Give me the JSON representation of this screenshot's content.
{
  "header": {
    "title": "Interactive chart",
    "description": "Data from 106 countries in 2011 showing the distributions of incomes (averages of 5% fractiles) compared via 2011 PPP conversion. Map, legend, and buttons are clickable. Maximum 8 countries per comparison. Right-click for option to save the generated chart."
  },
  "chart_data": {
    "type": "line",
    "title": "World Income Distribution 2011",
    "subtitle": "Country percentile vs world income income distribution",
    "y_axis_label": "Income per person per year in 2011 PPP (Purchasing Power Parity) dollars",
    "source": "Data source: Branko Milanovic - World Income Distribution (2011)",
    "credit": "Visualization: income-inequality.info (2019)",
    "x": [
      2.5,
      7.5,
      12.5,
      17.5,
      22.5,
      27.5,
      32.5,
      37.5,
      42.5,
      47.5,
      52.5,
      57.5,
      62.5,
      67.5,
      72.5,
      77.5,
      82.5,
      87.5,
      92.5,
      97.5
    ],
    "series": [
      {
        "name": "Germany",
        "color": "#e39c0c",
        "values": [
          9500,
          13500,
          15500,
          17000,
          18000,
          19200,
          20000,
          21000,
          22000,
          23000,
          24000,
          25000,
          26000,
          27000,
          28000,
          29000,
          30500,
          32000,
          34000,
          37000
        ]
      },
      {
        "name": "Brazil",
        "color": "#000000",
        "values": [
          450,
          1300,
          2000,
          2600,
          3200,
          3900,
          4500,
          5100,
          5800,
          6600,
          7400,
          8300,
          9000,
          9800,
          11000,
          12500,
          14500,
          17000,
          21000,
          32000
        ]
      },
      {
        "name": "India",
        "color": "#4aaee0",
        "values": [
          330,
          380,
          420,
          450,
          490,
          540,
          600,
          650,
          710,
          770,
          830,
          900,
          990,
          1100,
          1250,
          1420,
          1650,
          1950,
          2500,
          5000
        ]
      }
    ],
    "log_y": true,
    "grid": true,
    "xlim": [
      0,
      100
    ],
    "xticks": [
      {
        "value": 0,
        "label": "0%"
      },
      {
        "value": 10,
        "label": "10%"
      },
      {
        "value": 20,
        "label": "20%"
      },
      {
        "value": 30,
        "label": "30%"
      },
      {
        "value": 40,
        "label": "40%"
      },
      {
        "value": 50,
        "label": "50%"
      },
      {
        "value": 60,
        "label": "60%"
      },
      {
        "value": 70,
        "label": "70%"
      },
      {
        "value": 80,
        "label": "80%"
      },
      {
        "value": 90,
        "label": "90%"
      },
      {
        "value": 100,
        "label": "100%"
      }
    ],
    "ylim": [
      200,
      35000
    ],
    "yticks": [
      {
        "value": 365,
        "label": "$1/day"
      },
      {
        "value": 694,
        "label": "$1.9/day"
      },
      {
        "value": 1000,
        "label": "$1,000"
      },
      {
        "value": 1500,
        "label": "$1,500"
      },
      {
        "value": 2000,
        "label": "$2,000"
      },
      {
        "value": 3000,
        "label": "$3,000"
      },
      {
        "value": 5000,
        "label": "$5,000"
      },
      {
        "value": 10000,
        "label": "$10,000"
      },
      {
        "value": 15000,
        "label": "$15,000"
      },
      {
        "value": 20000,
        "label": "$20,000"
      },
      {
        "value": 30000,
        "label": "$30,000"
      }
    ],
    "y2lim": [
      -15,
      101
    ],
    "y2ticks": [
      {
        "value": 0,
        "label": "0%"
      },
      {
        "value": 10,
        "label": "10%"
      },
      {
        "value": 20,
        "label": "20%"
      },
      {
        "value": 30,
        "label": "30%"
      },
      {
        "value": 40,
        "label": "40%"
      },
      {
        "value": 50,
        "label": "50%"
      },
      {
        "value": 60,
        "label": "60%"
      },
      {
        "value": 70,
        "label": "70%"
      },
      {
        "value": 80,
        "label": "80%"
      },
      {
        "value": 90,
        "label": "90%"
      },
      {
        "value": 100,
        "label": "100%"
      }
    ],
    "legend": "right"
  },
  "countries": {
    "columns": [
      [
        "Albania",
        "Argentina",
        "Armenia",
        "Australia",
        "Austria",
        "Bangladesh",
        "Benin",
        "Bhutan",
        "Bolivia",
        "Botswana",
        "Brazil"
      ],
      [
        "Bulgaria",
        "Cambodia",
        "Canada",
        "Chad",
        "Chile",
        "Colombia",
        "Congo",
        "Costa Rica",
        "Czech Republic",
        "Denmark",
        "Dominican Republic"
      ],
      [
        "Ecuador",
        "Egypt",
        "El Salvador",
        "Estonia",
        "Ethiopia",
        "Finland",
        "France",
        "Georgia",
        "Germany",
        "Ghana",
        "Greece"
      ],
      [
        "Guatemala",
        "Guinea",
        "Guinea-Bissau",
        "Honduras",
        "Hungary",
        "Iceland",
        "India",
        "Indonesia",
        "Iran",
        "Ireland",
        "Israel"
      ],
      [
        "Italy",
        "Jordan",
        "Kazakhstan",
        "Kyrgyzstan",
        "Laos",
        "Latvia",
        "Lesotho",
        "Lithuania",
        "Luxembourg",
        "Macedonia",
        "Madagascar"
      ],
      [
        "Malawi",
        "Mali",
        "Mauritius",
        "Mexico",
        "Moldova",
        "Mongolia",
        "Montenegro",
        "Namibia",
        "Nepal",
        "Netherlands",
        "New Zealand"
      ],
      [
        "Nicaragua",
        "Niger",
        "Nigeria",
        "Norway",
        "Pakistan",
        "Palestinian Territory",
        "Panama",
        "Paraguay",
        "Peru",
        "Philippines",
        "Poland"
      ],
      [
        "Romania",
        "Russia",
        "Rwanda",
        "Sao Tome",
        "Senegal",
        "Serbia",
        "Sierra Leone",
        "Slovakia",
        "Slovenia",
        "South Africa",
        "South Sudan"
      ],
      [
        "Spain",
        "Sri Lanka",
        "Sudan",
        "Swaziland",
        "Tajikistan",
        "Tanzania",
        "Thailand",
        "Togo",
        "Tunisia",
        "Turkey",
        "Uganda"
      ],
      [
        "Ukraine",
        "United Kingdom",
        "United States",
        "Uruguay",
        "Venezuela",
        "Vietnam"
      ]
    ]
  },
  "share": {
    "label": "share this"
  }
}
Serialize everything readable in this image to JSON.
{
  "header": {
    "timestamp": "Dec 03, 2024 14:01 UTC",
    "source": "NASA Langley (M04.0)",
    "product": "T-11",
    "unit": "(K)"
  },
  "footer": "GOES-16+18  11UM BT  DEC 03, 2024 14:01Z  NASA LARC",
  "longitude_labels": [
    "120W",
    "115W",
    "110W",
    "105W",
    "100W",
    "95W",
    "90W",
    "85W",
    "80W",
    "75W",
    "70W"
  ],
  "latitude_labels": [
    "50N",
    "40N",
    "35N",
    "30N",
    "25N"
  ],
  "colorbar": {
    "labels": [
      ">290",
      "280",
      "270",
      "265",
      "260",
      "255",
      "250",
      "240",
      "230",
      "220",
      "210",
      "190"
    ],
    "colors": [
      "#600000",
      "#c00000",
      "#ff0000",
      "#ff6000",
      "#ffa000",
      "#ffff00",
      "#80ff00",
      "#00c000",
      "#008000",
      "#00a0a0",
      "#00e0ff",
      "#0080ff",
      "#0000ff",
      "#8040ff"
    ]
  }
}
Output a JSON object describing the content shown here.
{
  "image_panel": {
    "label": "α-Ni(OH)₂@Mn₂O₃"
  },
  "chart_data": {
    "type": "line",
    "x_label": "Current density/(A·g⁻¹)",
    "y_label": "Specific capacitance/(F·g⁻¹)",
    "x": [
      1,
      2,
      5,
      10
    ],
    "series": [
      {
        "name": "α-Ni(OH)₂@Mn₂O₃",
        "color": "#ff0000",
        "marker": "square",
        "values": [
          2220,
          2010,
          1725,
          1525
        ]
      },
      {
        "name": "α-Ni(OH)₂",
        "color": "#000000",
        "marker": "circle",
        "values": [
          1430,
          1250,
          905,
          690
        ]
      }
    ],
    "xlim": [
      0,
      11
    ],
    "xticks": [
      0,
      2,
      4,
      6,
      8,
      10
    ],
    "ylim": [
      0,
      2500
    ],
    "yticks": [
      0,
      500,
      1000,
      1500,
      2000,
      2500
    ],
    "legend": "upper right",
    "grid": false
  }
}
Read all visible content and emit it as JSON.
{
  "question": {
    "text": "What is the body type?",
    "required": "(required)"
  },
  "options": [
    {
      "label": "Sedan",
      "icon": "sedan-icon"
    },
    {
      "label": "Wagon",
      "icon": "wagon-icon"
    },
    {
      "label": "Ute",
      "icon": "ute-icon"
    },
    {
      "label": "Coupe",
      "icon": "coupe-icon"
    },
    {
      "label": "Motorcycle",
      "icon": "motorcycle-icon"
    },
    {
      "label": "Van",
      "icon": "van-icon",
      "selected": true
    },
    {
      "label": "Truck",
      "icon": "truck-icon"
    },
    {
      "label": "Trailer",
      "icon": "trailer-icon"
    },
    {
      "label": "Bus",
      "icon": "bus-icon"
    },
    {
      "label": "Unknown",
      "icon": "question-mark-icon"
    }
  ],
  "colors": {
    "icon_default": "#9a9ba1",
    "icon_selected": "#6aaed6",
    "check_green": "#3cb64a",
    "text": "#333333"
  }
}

# # #

* **Exercise objective**
Of all the lines above, how many contain the word "name"? Answer with only the number.

* **Answer in full**
5